* STATED TASK: Extract, from the listing that follows, each line containing the word "states".

* Collection entries:

* * * * * * *

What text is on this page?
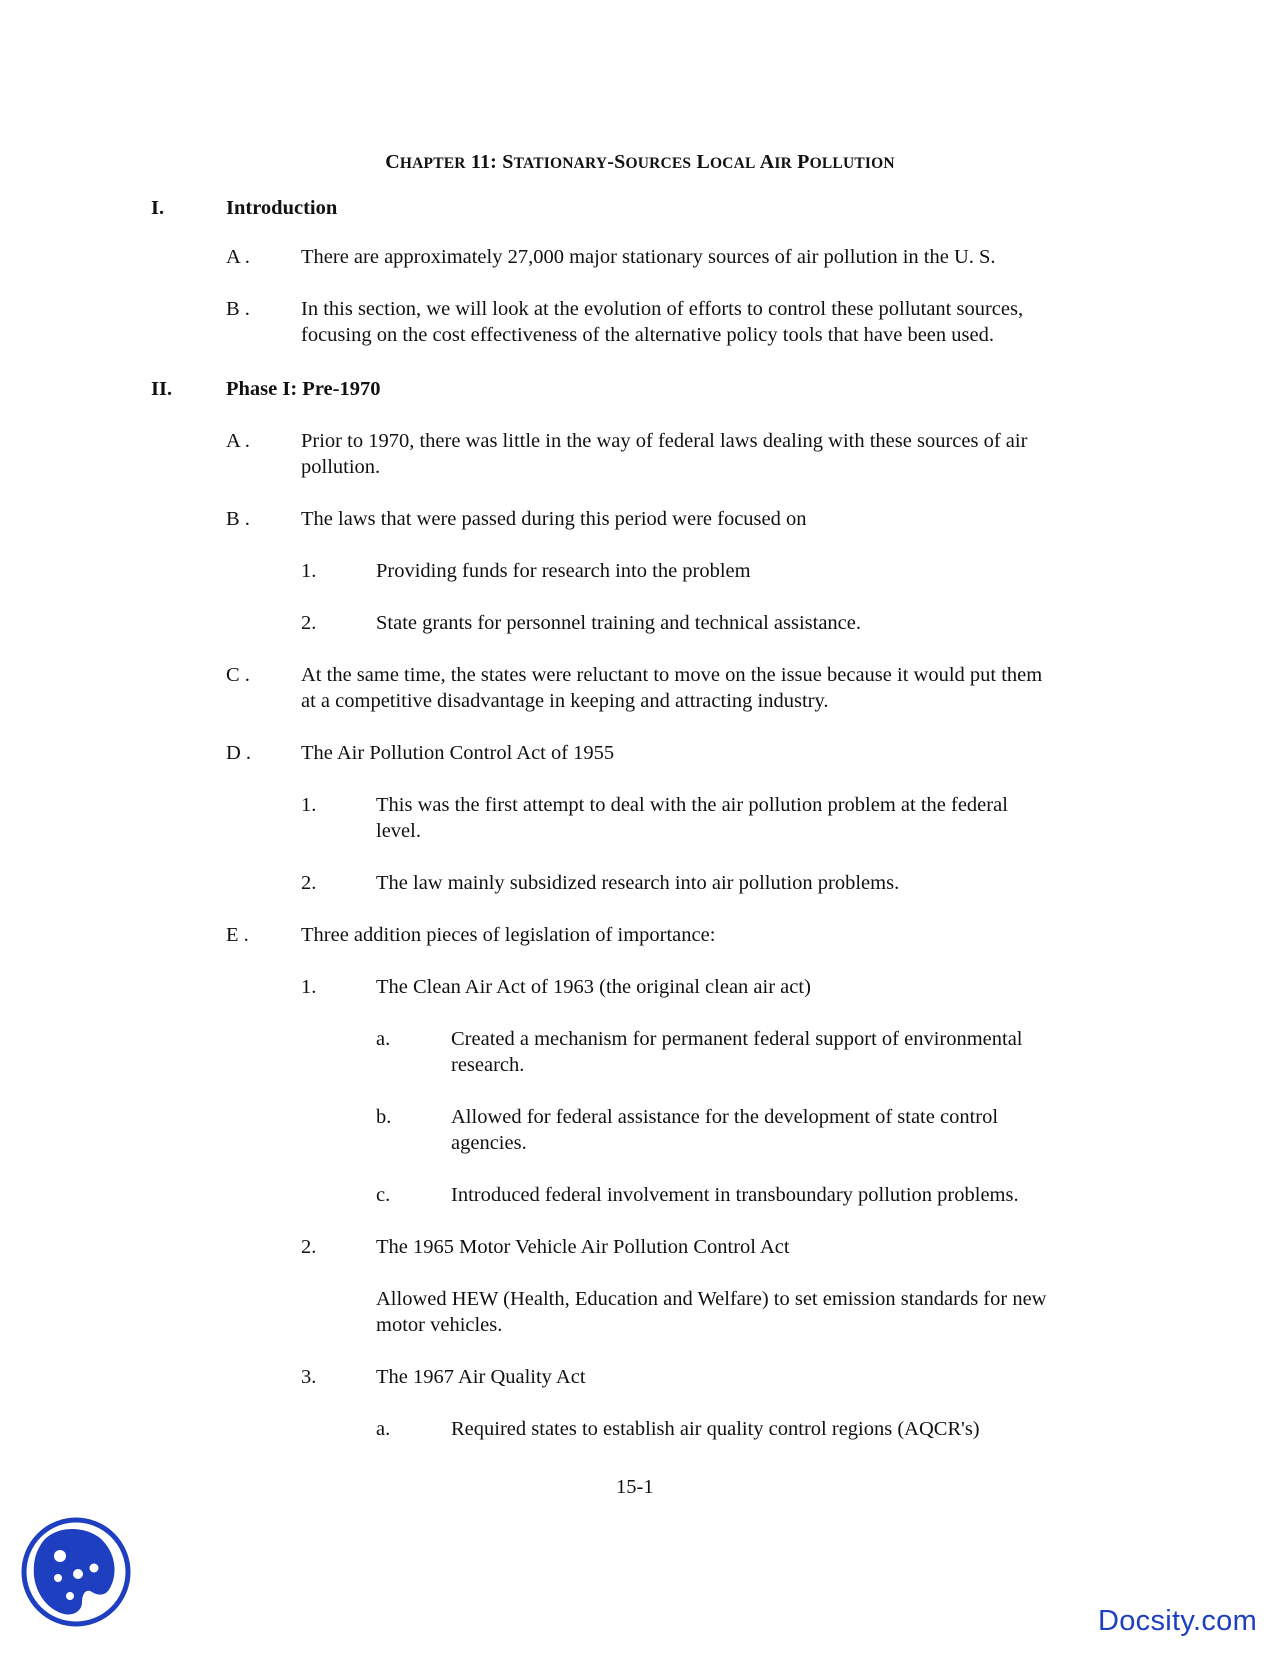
CHAPTER 11: STATIONARY-SOURCES LOCAL AIR POLLUTION
I.	Introduction
A . There are approximately 27,000 major stationary sources of air pollution in the U. S.
B . In this section, we will look at the evolution of efforts to control these pollutant sources,
focusing on the cost effectiveness of the alternative policy tools that have been used.
II.	Phase I: Pre-1970
A . Prior to 1970, there was little in the way of federal laws dealing with these sources of air
pollution.
B . The laws that were passed during this period were focused on
1.	Providing funds for research into the problem
2.	State grants for personnel training and technical assistance.
C . At the same time, the states were reluctant to move on the issue because it would put them
at a competitive disadvantage in keeping and attracting industry.
D . The Air Pollution Control Act of 1955
1.	This was the first attempt to deal with the air pollution problem at the federal
level.
2.	The law mainly subsidized research into air pollution problems.
E .	Three addition pieces of legislation of importance:
1.	The Clean Air Act of 1963 (the original clean air act)
a.	Created a mechanism for permanent federal support of environmental
research.
b.	Allowed for federal assistance for the development of state control
agencies.
c.	Introduced federal involvement in transboundary pollution problems.
2.	The 1965 Motor Vehicle Air Pollution Control Act
Allowed HEW (Health, Education and Welfare) to set emission standards for new
motor vehicles.
3.	The 1967 Air Quality Act
a.	Required states to establish air quality control regions (AQCR's)
15-1
Docsity.com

* * * * * * *

* RESULT:
C . At the same time, the states were reluctant to move on the issue because it would put them
a.	Required states to establish air quality control regions (AQCR's)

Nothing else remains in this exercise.